── Data provided ──

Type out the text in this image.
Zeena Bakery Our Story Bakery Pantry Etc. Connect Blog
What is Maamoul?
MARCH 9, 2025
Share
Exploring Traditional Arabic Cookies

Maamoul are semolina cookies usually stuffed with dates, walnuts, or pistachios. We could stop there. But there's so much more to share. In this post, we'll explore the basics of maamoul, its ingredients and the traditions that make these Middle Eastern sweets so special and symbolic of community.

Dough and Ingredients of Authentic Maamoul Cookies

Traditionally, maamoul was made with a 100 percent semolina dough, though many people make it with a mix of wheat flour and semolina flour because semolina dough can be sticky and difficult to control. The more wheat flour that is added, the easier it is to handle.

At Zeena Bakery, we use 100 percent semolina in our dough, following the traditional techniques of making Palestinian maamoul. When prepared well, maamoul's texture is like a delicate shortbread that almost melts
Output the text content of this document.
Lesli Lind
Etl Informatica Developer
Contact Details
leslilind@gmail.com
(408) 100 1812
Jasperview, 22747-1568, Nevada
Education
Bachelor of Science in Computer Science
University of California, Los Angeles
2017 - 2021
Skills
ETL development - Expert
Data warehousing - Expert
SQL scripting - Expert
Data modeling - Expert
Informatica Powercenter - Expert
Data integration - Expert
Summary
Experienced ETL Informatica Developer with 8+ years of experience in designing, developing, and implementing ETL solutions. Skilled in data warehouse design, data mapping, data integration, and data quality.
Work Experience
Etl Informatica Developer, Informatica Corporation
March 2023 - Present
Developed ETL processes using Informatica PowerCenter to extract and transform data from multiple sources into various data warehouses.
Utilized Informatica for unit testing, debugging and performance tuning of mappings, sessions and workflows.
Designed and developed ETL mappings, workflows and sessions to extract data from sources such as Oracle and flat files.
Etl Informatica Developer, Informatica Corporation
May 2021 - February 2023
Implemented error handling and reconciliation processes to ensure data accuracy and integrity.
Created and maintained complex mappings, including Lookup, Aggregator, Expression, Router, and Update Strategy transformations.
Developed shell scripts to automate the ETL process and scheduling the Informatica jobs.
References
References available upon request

───

_Written exercise_
Look through the data and show every line containing "percent".

_Final result_
Traditionally, maamoul was made with a 100 percent semolina dough, though many people make it with a mix of wheat flour and semolina flour because semolina dough can be sticky and difficult to control. The more wheat flour that is added, the easier it is to handle.
At Zeena Bakery, we use 100 percent semolina in our dough, following the traditional techniques of making Palestinian maamoul. When prepared well, maamoul's texture is like a delicate shortbread that almost melts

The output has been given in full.